== Objective ==
Rewrite the lines of every item below, swapping "scan-mode-title" for "mode-heading" wherever it occurs and keeping everything else the same. Omit the pictures from your answer.

== Listed records ==
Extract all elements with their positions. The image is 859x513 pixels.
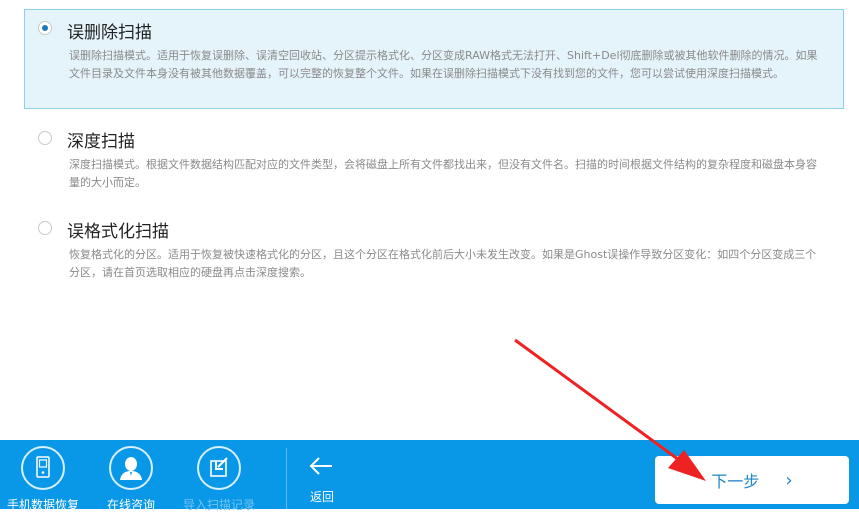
tool-label: 手机数据恢复 [6,498,79,512]
chevron-right-icon: › [785,469,793,491]
scan-mode-deleted[interactable]: 误删除扫描 误删除扫描模式。适用于恢复误删除、误清空回收站、分区提示格式化、分区… [24,9,844,109]
phone-icon [21,446,65,490]
radio-dot-icon [42,25,48,31]
next-button[interactable]: 下一步 › [655,456,849,504]
radio-format-scan[interactable] [38,221,52,235]
back-button[interactable]: 返回 [300,454,344,505]
person-icon [109,446,153,490]
scan-mode-title: 误格式化扫描 [67,222,169,242]
import-icon [197,446,241,490]
scan-mode-title: 深度扫描 [67,132,135,152]
scan-mode-description: 恢复格式化的分区。适用于恢复被快速格式化的分区，且这个分区在格式化前后大小未发生… [69,248,817,279]
online-consult-button[interactable]: 在线咨询 [86,446,176,513]
bottom-toolbar: 手机数据恢复 在线咨询 导入扫描记录 返回 下一步 › [0,440,859,512]
back-label: 返回 [309,490,334,504]
scan-mode-deep[interactable]: 深度扫描 深度扫描模式。根据文件数据结构匹配对应的文件类型，会将磁盘上所有文件都… [24,118,844,198]
import-scan-record-button[interactable]: 导入扫描记录 [174,446,264,513]
tool-label: 导入扫描记录 [182,498,255,512]
next-label: 下一步 [711,472,760,491]
radio-deleted-scan[interactable] [38,21,52,35]
scan-mode-title: 误删除扫描 [67,23,152,43]
toolbar-divider [286,448,287,509]
scan-mode-description: 深度扫描模式。根据文件数据结构匹配对应的文件类型，会将磁盘上所有文件都找出来，但… [69,158,817,189]
tool-label: 在线咨询 [106,498,155,512]
scan-mode-format[interactable]: 误格式化扫描 恢复格式化的分区。适用于恢复被快速格式化的分区，且这个分区在格式化… [24,208,844,288]
scan-mode-description: 误删除扫描模式。适用于恢复误删除、误清空回收站、分区提示格式化、分区变成RAW格… [69,49,818,80]
radio-deep-scan[interactable] [38,131,52,145]
phone-recovery-button[interactable]: 手机数据恢复 [0,446,88,513]
back-arrow-icon [309,457,332,475]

== Final answer ==
Extract all elements with their positions. The image is 859x513 pixels.
tool-label: 手机数据恢复 [6,498,79,512]
chevron-right-icon: › [785,469,793,491]
scan-mode-deleted[interactable]: 误删除扫描 误删除扫描模式。适用于恢复误删除、误清空回收站、分区提示格式化、分区… [24,9,844,109]
phone-icon [21,446,65,490]
radio-dot-icon [42,25,48,31]
next-button[interactable]: 下一步 › [655,456,849,504]
radio-format-scan[interactable] [38,221,52,235]
back-button[interactable]: 返回 [300,454,344,505]
person-icon [109,446,153,490]
mode-heading: 误格式化扫描 [67,222,169,242]
import-icon [197,446,241,490]
mode-heading: 深度扫描 [67,132,135,152]
scan-mode-description: 恢复格式化的分区。适用于恢复被快速格式化的分区，且这个分区在格式化前后大小未发生… [69,248,817,279]
online-consult-button[interactable]: 在线咨询 [86,446,176,513]
bottom-toolbar: 手机数据恢复 在线咨询 导入扫描记录 返回 下一步 › [0,440,859,512]
back-label: 返回 [309,490,334,504]
scan-mode-deep[interactable]: 深度扫描 深度扫描模式。根据文件数据结构匹配对应的文件类型，会将磁盘上所有文件都… [24,118,844,198]
import-scan-record-button[interactable]: 导入扫描记录 [174,446,264,513]
tool-label: 导入扫描记录 [182,498,255,512]
next-label: 下一步 [711,472,760,491]
radio-deleted-scan[interactable] [38,21,52,35]
mode-heading: 误删除扫描 [67,23,152,43]
toolbar-divider [286,448,287,509]
scan-mode-description: 深度扫描模式。根据文件数据结构匹配对应的文件类型，会将磁盘上所有文件都找出来，但… [69,158,817,189]
tool-label: 在线咨询 [106,498,155,512]
scan-mode-format[interactable]: 误格式化扫描 恢复格式化的分区。适用于恢复被快速格式化的分区，且这个分区在格式化… [24,208,844,288]
scan-mode-description: 误删除扫描模式。适用于恢复误删除、误清空回收站、分区提示格式化、分区变成RAW格… [69,49,818,80]
radio-deep-scan[interactable] [38,131,52,145]
phone-recovery-button[interactable]: 手机数据恢复 [0,446,88,513]
back-arrow-icon [309,457,332,475]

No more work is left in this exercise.